— Start of WORKING DATA —

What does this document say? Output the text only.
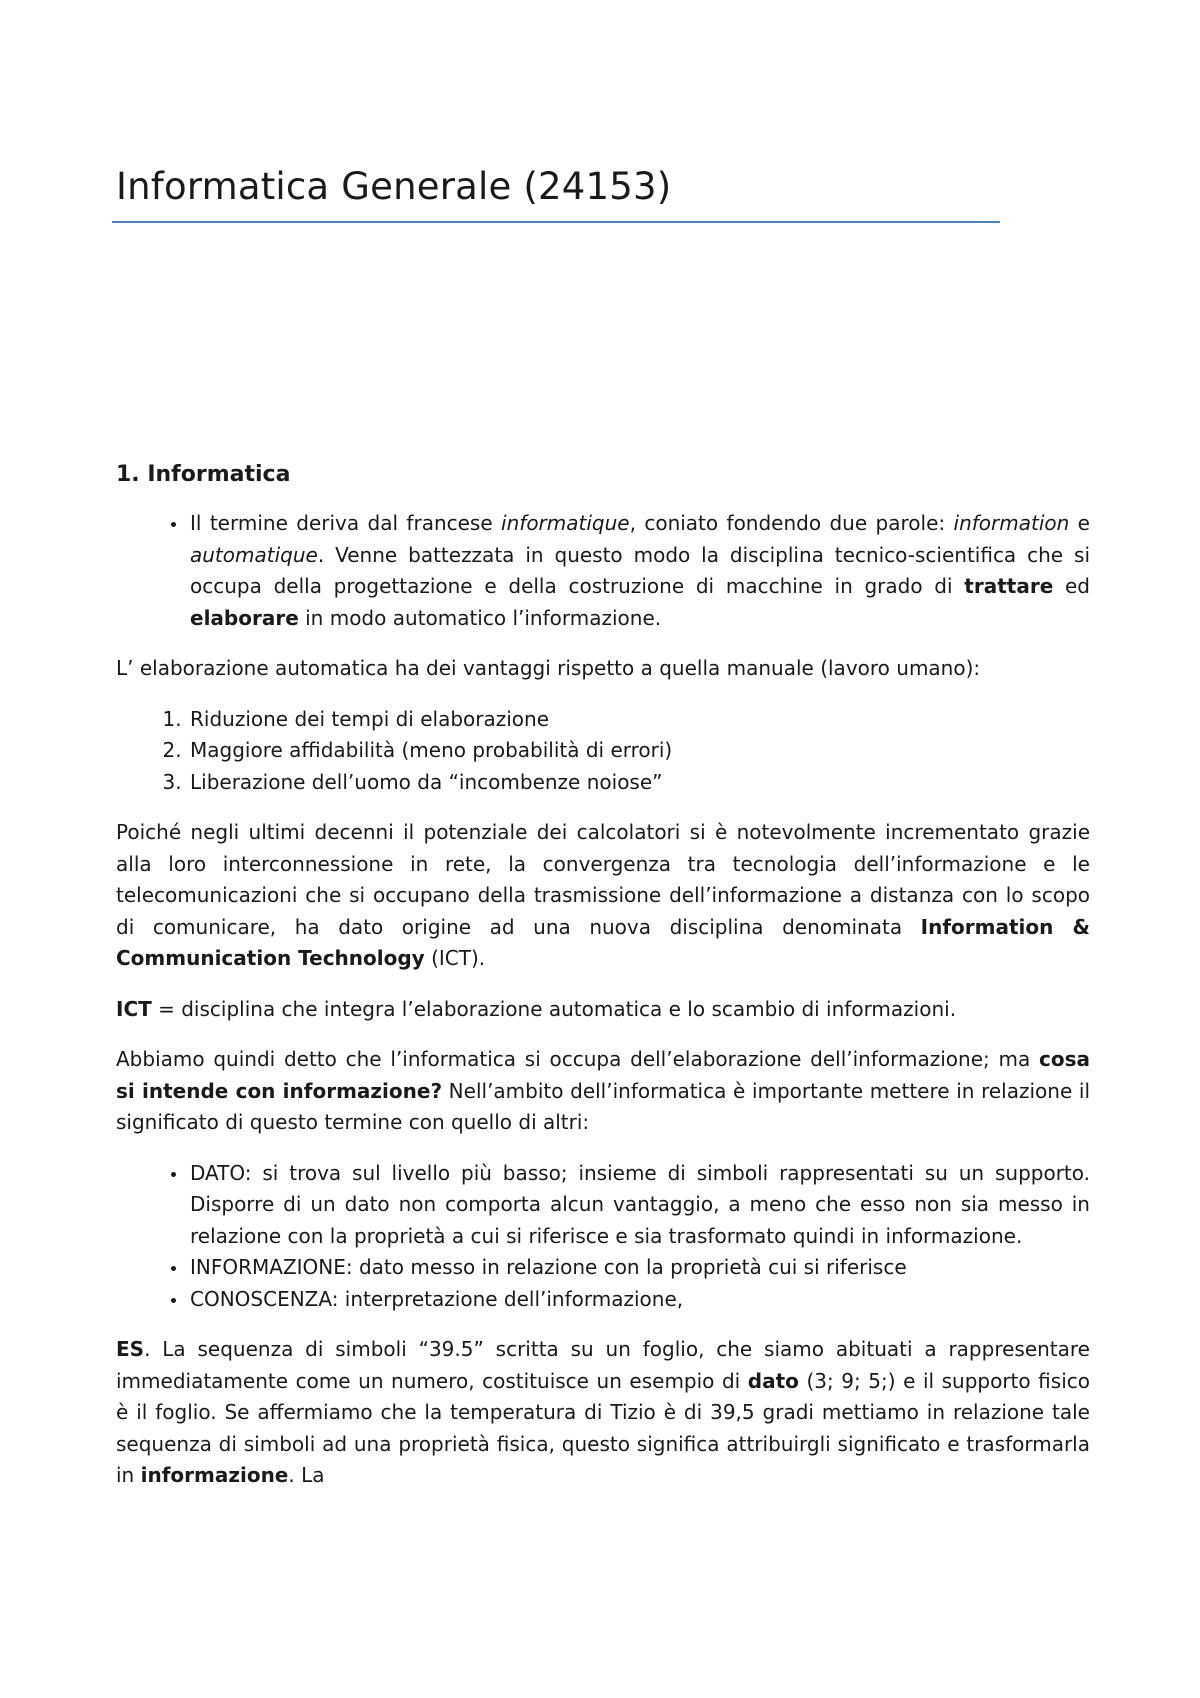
Informatica Generale (24153)
1. Informatica
• Il termine deriva dal francese informatique, coniato fondendo due parole: information e automatique. Venne battezzata in questo modo la disciplina tecnico-scientifica che si occupa della progettazione e della costruzione di macchine in grado di trattare ed elaborare in modo automatico l’informazione.

L’ elaborazione automatica ha dei vantaggi rispetto a quella manuale (lavoro umano):

1. Riduzione dei tempi di elaborazione
2. Maggiore affidabilità (meno probabilità di errori)
3. Liberazione dell’uomo da “incombenze noiose”

Poiché negli ultimi decenni il potenziale dei calcolatori si è notevolmente incrementato grazie alla loro interconnessione in rete, la convergenza tra tecnologia dell’informazione e le telecomunicazioni che si occupano della trasmissione dell’informazione a distanza con lo scopo di comunicare, ha dato origine ad una nuova disciplina denominata Information & Communication Technology (ICT).

ICT = disciplina che integra l’elaborazione automatica e lo scambio di informazioni.

Abbiamo quindi detto che l’informatica si occupa dell’elaborazione dell’informazione; ma cosa si intende con informazione? Nell’ambito dell’informatica è importante mettere in relazione il significato di questo termine con quello di altri:

• DATO: si trova sul livello più basso; insieme di simboli rappresentati su un supporto. Disporre di un dato non comporta alcun vantaggio, a meno che esso non sia messo in relazione con la proprietà a cui si riferisce e sia trasformato quindi in informazione.
• INFORMAZIONE: dato messo in relazione con la proprietà cui si riferisce
• CONOSCENZA: interpretazione dell’informazione,

ES. La sequenza di simboli “39.5” scritta su un foglio, che siamo abituati a rappresentare immediatamente come un numero, costituisce un esempio di dato (3; 9; 5;) e il supporto fisico è il foglio. Se affermiamo che la temperatura di Tizio è di 39,5 gradi mettiamo in relazione tale sequenza di simboli ad una proprietà fisica, questo significa attribuirgli significato e trasformarla in informazione. La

— End of WORKING DATA —

- [EXERCISE TASK] Using the listing above, return all lines where the word "dato" occurs.

- [COMPLETED EXERCISE]
Poiché negli ultimi decenni il potenziale dei calcolatori si è notevolmente incrementato grazie alla loro interconnessione in rete, la convergenza tra tecnologia dell’informazione e le telecomunicazioni che si occupano della trasmissione dell’informazione a distanza con lo scopo di comunicare, ha dato origine ad una nuova disciplina denominata Information & Communication Technology (ICT).
• DATO: si trova sul livello più basso; insieme di simboli rappresentati su un supporto. Disporre di un dato non comporta alcun vantaggio, a meno che esso non sia messo in relazione con la proprietà a cui si riferisce e sia trasformato quindi in informazione.
• INFORMAZIONE: dato messo in relazione con la proprietà cui si riferisce
ES. La sequenza di simboli “39.5” scritta su un foglio, che siamo abituati a rappresentare immediatamente come un numero, costituisce un esempio di dato (3; 9; 5;) e il supporto fisico è il foglio. Se affermiamo che la temperatura di Tizio è di 39,5 gradi mettiamo in relazione tale sequenza di simboli ad una proprietà fisica, questo significa attribuirgli significato e trasformarla in informazione. La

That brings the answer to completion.